→ Supplied information
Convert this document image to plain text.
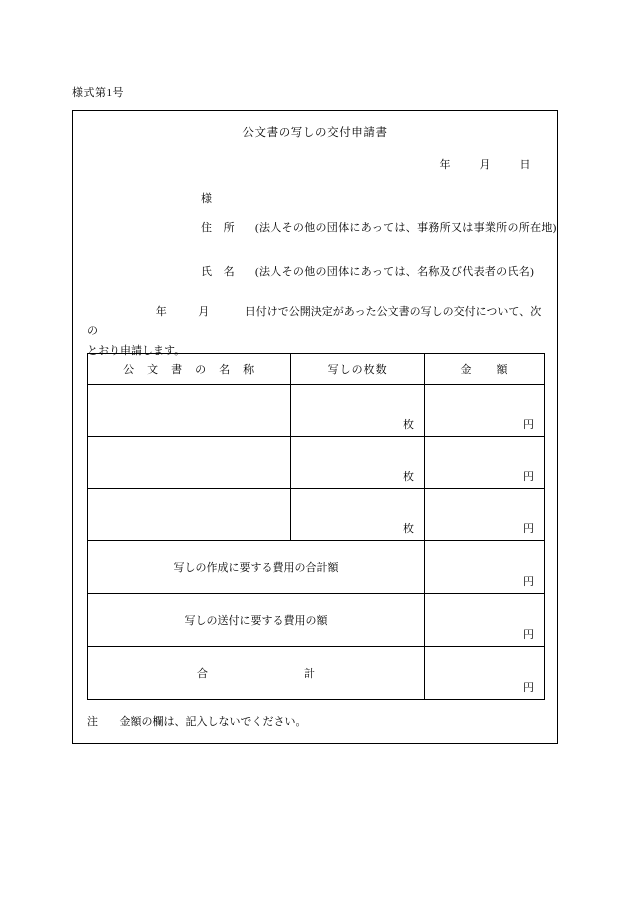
様式第1号
公文書の写しの交付申請書
年	月	日
様
住　所 (法人その他の団体にあっては、事務所又は事業所の所在地)
氏　名 (法人その他の団体にあっては、名称及び代表者の氏名)
年	月	日付けで公開決定があった公文書の写しの交付について、次の
とおり申請します。
公　文　書　の　名　称	写しの枚数	金　　額

	枚	円

	枚	円

	枚	円

写しの作成に要する費用の合計額		円

写しの送付に要する費用の額		円

合 計		円
注 金額の欄は、記入しないでください。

→ What the task asks
Please write out all of the material above without changing a word, and omit any pictures.

→ Expected answer
Convert this document image to plain text.
様式第1号
公文書の写しの交付申請書
年	月	日
様
住　所 (法人その他の団体にあっては、事務所又は事業所の所在地)
氏　名 (法人その他の団体にあっては、名称及び代表者の氏名)
年	月	日付けで公開決定があった公文書の写しの交付について、次の
とおり申請します。
公　文　書　の　名　称	写しの枚数	金　　額

	枚	円

	枚	円

	枚	円

写しの作成に要する費用の合計額		円

写しの送付に要する費用の額		円

合 計		円
注 金額の欄は、記入しないでください。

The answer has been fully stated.